** START AVAILABLE RECORDS **

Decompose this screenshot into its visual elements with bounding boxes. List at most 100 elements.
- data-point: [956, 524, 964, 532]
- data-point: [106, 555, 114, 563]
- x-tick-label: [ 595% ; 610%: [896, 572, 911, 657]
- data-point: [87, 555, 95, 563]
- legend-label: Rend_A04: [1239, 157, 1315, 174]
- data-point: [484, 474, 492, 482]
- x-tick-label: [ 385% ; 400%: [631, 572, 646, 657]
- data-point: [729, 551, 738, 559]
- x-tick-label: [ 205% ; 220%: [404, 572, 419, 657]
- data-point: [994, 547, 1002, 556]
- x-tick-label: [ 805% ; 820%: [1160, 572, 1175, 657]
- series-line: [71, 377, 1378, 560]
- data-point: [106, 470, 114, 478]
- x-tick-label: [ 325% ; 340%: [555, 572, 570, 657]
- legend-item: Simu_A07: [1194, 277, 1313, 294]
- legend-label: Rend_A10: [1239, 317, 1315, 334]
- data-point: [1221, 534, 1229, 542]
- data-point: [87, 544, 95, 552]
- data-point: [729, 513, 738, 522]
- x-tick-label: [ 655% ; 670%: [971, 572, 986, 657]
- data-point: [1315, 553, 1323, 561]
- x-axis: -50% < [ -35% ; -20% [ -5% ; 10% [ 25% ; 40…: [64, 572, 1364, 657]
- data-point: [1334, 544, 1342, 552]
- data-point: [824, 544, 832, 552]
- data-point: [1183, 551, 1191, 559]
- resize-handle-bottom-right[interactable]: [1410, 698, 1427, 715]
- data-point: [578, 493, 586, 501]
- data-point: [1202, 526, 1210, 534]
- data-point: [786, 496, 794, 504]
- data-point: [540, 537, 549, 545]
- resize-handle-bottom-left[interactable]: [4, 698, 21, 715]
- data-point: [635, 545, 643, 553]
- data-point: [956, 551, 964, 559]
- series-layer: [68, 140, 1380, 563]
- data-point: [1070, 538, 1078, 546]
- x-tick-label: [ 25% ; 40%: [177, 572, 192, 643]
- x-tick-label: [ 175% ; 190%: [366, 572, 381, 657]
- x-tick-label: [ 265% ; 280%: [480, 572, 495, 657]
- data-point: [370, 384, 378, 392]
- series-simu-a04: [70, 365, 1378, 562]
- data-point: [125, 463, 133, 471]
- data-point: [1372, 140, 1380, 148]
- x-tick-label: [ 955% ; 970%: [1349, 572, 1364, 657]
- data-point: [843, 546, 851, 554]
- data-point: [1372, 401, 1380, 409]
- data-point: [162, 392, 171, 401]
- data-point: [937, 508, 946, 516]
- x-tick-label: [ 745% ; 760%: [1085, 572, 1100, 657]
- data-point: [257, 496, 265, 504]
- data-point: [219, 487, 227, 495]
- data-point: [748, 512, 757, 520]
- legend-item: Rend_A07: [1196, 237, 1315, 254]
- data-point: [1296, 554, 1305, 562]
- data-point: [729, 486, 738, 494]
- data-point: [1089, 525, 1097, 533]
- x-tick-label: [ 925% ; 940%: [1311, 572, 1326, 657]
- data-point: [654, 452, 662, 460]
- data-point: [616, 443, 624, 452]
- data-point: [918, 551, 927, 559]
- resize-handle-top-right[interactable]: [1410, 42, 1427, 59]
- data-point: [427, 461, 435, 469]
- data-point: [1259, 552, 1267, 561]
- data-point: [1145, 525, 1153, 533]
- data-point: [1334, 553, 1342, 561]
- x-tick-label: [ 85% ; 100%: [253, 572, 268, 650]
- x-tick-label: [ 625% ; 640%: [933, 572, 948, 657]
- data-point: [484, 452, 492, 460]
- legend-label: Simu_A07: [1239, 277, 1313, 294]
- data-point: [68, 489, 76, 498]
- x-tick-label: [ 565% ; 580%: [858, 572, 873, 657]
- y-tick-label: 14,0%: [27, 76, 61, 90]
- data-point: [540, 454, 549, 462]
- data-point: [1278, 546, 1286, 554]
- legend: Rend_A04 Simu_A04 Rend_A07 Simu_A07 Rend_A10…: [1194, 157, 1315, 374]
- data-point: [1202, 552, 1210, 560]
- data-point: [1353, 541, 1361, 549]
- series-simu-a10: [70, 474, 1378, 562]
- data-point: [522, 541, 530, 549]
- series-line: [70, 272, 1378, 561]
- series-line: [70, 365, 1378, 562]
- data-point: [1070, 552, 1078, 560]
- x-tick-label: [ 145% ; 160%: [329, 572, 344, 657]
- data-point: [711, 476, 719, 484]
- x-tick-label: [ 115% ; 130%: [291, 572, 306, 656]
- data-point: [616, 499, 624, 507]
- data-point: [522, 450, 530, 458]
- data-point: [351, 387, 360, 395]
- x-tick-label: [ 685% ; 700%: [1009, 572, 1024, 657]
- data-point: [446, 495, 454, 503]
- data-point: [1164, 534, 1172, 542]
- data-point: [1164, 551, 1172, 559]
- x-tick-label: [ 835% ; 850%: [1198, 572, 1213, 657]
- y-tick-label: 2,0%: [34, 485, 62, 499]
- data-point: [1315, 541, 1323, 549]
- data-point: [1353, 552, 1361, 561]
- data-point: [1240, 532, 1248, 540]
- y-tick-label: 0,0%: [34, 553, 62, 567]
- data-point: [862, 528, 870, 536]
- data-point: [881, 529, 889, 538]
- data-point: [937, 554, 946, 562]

** END AVAILABLE RECORDS **

§ **SET EXERCISE**
Write out the entire listing above verbatim, keeping every line in its original order and form.

§ **RESULT FOR THIS TASK**
Decompose this screenshot into its visual elements with bounding boxes. List at most 100 elements.
- data-point: [956, 524, 964, 532]
- data-point: [106, 555, 114, 563]
- x-tick-label: [ 595% ; 610%: [896, 572, 911, 657]
- data-point: [87, 555, 95, 563]
- legend-label: Rend_A04: [1239, 157, 1315, 174]
- data-point: [484, 474, 492, 482]
- x-tick-label: [ 385% ; 400%: [631, 572, 646, 657]
- data-point: [729, 551, 738, 559]
- x-tick-label: [ 205% ; 220%: [404, 572, 419, 657]
- data-point: [994, 547, 1002, 556]
- x-tick-label: [ 805% ; 820%: [1160, 572, 1175, 657]
- series-line: [71, 377, 1378, 560]
- data-point: [106, 470, 114, 478]
- x-tick-label: [ 325% ; 340%: [555, 572, 570, 657]
- legend-item: Simu_A07: [1194, 277, 1313, 294]
- legend-label: Rend_A10: [1239, 317, 1315, 334]
- data-point: [1221, 534, 1229, 542]
- data-point: [87, 544, 95, 552]
- data-point: [729, 513, 738, 522]
- x-tick-label: [ 655% ; 670%: [971, 572, 986, 657]
- data-point: [1315, 553, 1323, 561]
- x-axis: -50% < [ -35% ; -20% [ -5% ; 10% [ 25% ; 40…: [64, 572, 1364, 657]
- data-point: [1334, 544, 1342, 552]
- data-point: [824, 544, 832, 552]
- data-point: [1183, 551, 1191, 559]
- resize-handle-bottom-right[interactable]: [1410, 698, 1427, 715]
- data-point: [578, 493, 586, 501]
- data-point: [1202, 526, 1210, 534]
- data-point: [786, 496, 794, 504]
- data-point: [540, 537, 549, 545]
- resize-handle-bottom-left[interactable]: [4, 698, 21, 715]
- data-point: [635, 545, 643, 553]
- data-point: [956, 551, 964, 559]
- series-layer: [68, 140, 1380, 563]
- data-point: [1070, 538, 1078, 546]
- x-tick-label: [ 25% ; 40%: [177, 572, 192, 643]
- x-tick-label: [ 175% ; 190%: [366, 572, 381, 657]
- x-tick-label: [ 265% ; 280%: [480, 572, 495, 657]
- data-point: [370, 384, 378, 392]
- series-simu-a04: [70, 365, 1378, 562]
- data-point: [125, 463, 133, 471]
- data-point: [1372, 140, 1380, 148]
- x-tick-label: [ 955% ; 970%: [1349, 572, 1364, 657]
- data-point: [843, 546, 851, 554]
- data-point: [1372, 401, 1380, 409]
- data-point: [162, 392, 171, 401]
- data-point: [937, 508, 946, 516]
- x-tick-label: [ 745% ; 760%: [1085, 572, 1100, 657]
- data-point: [257, 496, 265, 504]
- data-point: [219, 487, 227, 495]
- data-point: [748, 512, 757, 520]
- legend-item: Rend_A07: [1196, 237, 1315, 254]
- data-point: [1296, 554, 1305, 562]
- data-point: [729, 486, 738, 494]
- data-point: [1089, 525, 1097, 533]
- x-tick-label: [ 925% ; 940%: [1311, 572, 1326, 657]
- data-point: [654, 452, 662, 460]
- data-point: [616, 443, 624, 452]
- data-point: [918, 551, 927, 559]
- resize-handle-top-right[interactable]: [1410, 42, 1427, 59]
- data-point: [427, 461, 435, 469]
- data-point: [1259, 552, 1267, 561]
- data-point: [1145, 525, 1153, 533]
- data-point: [1334, 553, 1342, 561]
- x-tick-label: [ 85% ; 100%: [253, 572, 268, 650]
- x-tick-label: [ 625% ; 640%: [933, 572, 948, 657]
- data-point: [484, 452, 492, 460]
- legend-label: Simu_A07: [1239, 277, 1313, 294]
- data-point: [68, 489, 76, 498]
- x-tick-label: [ 565% ; 580%: [858, 572, 873, 657]
- y-tick-label: 14,0%: [27, 76, 61, 90]
- data-point: [540, 454, 549, 462]
- data-point: [1278, 546, 1286, 554]
- legend: Rend_A04 Simu_A04 Rend_A07 Simu_A07 Rend_A10…: [1194, 157, 1315, 374]
- data-point: [1202, 552, 1210, 560]
- data-point: [1353, 541, 1361, 549]
- series-simu-a10: [70, 474, 1378, 562]
- data-point: [522, 541, 530, 549]
- series-line: [70, 272, 1378, 561]
- series-line: [70, 365, 1378, 562]
- data-point: [1070, 552, 1078, 560]
- x-tick-label: [ 145% ; 160%: [329, 572, 344, 657]
- data-point: [711, 476, 719, 484]
- x-tick-label: [ 115% ; 130%: [291, 572, 306, 656]
- data-point: [616, 499, 624, 507]
- data-point: [522, 450, 530, 458]
- data-point: [351, 387, 360, 395]
- x-tick-label: [ 685% ; 700%: [1009, 572, 1024, 657]
- data-point: [446, 495, 454, 503]
- data-point: [1164, 534, 1172, 542]
- data-point: [1164, 551, 1172, 559]
- x-tick-label: [ 835% ; 850%: [1198, 572, 1213, 657]
- y-tick-label: 2,0%: [34, 485, 62, 499]
- data-point: [1315, 541, 1323, 549]
- data-point: [1353, 552, 1361, 561]
- data-point: [1240, 532, 1248, 540]
- y-tick-label: 0,0%: [34, 553, 62, 567]
- data-point: [862, 528, 870, 536]
- data-point: [881, 529, 889, 538]
- data-point: [937, 554, 946, 562]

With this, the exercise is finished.